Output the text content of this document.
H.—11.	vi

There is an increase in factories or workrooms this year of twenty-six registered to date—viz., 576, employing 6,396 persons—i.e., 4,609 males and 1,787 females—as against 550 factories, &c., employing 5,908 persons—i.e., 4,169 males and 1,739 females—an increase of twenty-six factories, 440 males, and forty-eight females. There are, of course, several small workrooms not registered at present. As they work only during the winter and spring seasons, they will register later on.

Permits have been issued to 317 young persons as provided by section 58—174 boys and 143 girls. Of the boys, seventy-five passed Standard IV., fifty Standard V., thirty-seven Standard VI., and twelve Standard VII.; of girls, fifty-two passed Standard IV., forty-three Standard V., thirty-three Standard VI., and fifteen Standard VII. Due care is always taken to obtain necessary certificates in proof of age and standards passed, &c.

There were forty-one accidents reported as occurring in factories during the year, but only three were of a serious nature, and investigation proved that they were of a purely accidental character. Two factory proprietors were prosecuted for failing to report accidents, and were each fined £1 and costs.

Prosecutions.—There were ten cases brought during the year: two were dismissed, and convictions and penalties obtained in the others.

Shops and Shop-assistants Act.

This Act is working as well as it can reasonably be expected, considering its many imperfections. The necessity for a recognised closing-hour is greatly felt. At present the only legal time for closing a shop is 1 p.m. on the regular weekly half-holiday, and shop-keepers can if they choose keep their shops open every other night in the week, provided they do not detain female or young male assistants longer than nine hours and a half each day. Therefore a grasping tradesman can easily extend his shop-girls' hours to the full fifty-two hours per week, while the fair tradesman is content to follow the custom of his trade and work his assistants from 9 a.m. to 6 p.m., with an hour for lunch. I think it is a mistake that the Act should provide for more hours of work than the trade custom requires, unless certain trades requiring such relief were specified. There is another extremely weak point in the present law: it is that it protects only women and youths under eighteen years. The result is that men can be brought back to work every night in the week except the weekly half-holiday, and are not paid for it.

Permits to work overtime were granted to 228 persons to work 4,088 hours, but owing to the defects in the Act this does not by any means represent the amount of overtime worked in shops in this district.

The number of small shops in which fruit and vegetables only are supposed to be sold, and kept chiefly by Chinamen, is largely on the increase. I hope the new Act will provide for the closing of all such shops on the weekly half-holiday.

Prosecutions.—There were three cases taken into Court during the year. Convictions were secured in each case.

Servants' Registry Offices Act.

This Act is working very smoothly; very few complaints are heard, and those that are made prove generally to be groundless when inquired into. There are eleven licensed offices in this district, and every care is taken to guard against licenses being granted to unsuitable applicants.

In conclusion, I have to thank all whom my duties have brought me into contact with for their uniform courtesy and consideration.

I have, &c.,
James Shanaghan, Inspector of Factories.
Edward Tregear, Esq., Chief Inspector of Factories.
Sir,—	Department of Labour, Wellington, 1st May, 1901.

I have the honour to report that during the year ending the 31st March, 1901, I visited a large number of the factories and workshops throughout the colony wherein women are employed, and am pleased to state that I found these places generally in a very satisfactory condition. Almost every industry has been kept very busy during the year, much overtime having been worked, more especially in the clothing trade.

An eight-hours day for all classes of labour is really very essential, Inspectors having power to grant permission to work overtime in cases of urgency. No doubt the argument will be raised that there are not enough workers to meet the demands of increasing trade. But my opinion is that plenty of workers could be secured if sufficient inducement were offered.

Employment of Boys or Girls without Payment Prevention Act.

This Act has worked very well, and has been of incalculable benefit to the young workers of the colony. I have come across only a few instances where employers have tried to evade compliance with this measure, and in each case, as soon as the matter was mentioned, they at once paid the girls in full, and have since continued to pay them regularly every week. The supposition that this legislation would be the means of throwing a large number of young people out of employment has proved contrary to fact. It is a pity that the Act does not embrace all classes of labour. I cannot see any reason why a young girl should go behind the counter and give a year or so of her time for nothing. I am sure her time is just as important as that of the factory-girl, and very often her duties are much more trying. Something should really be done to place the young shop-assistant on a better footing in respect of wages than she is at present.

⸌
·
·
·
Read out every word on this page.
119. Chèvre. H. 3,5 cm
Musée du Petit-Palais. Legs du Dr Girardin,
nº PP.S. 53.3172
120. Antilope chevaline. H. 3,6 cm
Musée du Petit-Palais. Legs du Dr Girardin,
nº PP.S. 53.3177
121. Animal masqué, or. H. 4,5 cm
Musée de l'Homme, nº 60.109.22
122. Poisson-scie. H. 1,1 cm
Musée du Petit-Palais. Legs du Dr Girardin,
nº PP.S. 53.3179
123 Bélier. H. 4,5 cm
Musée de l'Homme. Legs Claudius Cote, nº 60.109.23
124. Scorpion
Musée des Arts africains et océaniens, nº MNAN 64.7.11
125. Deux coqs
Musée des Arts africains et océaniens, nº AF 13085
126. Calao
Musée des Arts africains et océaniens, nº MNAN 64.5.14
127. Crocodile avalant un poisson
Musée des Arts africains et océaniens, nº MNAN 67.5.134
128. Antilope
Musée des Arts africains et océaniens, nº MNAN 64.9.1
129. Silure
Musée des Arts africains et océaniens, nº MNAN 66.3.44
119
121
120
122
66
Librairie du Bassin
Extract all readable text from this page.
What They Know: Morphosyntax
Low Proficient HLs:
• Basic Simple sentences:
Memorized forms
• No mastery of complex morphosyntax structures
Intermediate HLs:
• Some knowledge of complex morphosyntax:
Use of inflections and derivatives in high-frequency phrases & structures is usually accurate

-------------------------

Quote each line above in full, word for word.

Output the text content of this document.
H.—11.	vi

There is an increase in factories or workrooms this year of twenty-six registered to date—viz., 576, employing 6,396 persons—i.e., 4,609 males and 1,787 females—as against 550 factories, &c., employing 5,908 persons—i.e., 4,169 males and 1,739 females—an increase of twenty-six factories, 440 males, and forty-eight females. There are, of course, several small workrooms not registered at present. As they work only during the winter and spring seasons, they will register later on.

Permits have been issued to 317 young persons as provided by section 58—174 boys and 143 girls. Of the boys, seventy-five passed Standard IV., fifty Standard V., thirty-seven Standard VI., and twelve Standard VII.; of girls, fifty-two passed Standard IV., forty-three Standard V., thirty-three Standard VI., and fifteen Standard VII. Due care is always taken to obtain necessary certificates in proof of age and standards passed, &c.

There were forty-one accidents reported as occurring in factories during the year, but only three were of a serious nature, and investigation proved that they were of a purely accidental character. Two factory proprietors were prosecuted for failing to report accidents, and were each fined £1 and costs.

Prosecutions.—There were ten cases brought during the year: two were dismissed, and convictions and penalties obtained in the others.

Shops and Shop-assistants Act.

This Act is working as well as it can reasonably be expected, considering its many imperfections. The necessity for a recognised closing-hour is greatly felt. At present the only legal time for closing a shop is 1 p.m. on the regular weekly half-holiday, and shop-keepers can if they choose keep their shops open every other night in the week, provided they do not detain female or young male assistants longer than nine hours and a half each day. Therefore a grasping tradesman can easily extend his shop-girls' hours to the full fifty-two hours per week, while the fair tradesman is content to follow the custom of his trade and work his assistants from 9 a.m. to 6 p.m., with an hour for lunch. I think it is a mistake that the Act should provide for more hours of work than the trade custom requires, unless certain trades requiring such relief were specified. There is another extremely weak point in the present law: it is that it protects only women and youths under eighteen years. The result is that men can be brought back to work every night in the week except the weekly half-holiday, and are not paid for it.

Permits to work overtime were granted to 228 persons to work 4,088 hours, but owing to the defects in the Act this does not by any means represent the amount of overtime worked in shops in this district.

The number of small shops in which fruit and vegetables only are supposed to be sold, and kept chiefly by Chinamen, is largely on the increase. I hope the new Act will provide for the closing of all such shops on the weekly half-holiday.

Prosecutions.—There were three cases taken into Court during the year. Convictions were secured in each case.

Servants' Registry Offices Act.

This Act is working very smoothly; very few complaints are heard, and those that are made prove generally to be groundless when inquired into. There are eleven licensed offices in this district, and every care is taken to guard against licenses being granted to unsuitable applicants.

In conclusion, I have to thank all whom my duties have brought me into contact with for their uniform courtesy and consideration.

I have, &c.,
James Shanaghan, Inspector of Factories.
Edward Tregear, Esq., Chief Inspector of Factories.
Sir,—	Department of Labour, Wellington, 1st May, 1901.

I have the honour to report that during the year ending the 31st March, 1901, I visited a large number of the factories and workshops throughout the colony wherein women are employed, and am pleased to state that I found these places generally in a very satisfactory condition. Almost every industry has been kept very busy during the year, much overtime having been worked, more especially in the clothing trade.

An eight-hours day for all classes of labour is really very essential, Inspectors having power to grant permission to work overtime in cases of urgency. No doubt the argument will be raised that there are not enough workers to meet the demands of increasing trade. But my opinion is that plenty of workers could be secured if sufficient inducement were offered.

Employment of Boys or Girls without Payment Prevention Act.

This Act has worked very well, and has been of incalculable benefit to the young workers of the colony. I have come across only a few instances where employers have tried to evade compliance with this measure, and in each case, as soon as the matter was mentioned, they at once paid the girls in full, and have since continued to pay them regularly every week. The supposition that this legislation would be the means of throwing a large number of young people out of employment has proved contrary to fact. It is a pity that the Act does not embrace all classes of labour. I cannot see any reason why a young girl should go behind the counter and give a year or so of her time for nothing. I am sure her time is just as important as that of the factory-girl, and very often her duties are much more trying. Something should really be done to place the young shop-assistant on a better footing in respect of wages than she is at present.

⸌
·
·
·
Read out every word on this page.
119. Chèvre. H. 3,5 cm
Musée du Petit-Palais. Legs du Dr Girardin,
nº PP.S. 53.3172
120. Antilope chevaline. H. 3,6 cm
Musée du Petit-Palais. Legs du Dr Girardin,
nº PP.S. 53.3177
121. Animal masqué, or. H. 4,5 cm
Musée de l'Homme, nº 60.109.22
122. Poisson-scie. H. 1,1 cm
Musée du Petit-Palais. Legs du Dr Girardin,
nº PP.S. 53.3179
123 Bélier. H. 4,5 cm
Musée de l'Homme. Legs Claudius Cote, nº 60.109.23
124. Scorpion
Musée des Arts africains et océaniens, nº MNAN 64.7.11
125. Deux coqs
Musée des Arts africains et océaniens, nº AF 13085
126. Calao
Musée des Arts africains et océaniens, nº MNAN 64.5.14
127. Crocodile avalant un poisson
Musée des Arts africains et océaniens, nº MNAN 67.5.134
128. Antilope
Musée des Arts africains et océaniens, nº MNAN 64.9.1
129. Silure
Musée des Arts africains et océaniens, nº MNAN 66.3.44
119
121
120
122
66
Librairie du Bassin
Extract all readable text from this page.
What They Know: Morphosyntax
Low Proficient HLs:
• Basic Simple sentences:
Memorized forms
• No mastery of complex morphosyntax structures
Intermediate HLs:
• Some knowledge of complex morphosyntax:
Use of inflections and derivatives in high-frequency phrases & structures is usually accurate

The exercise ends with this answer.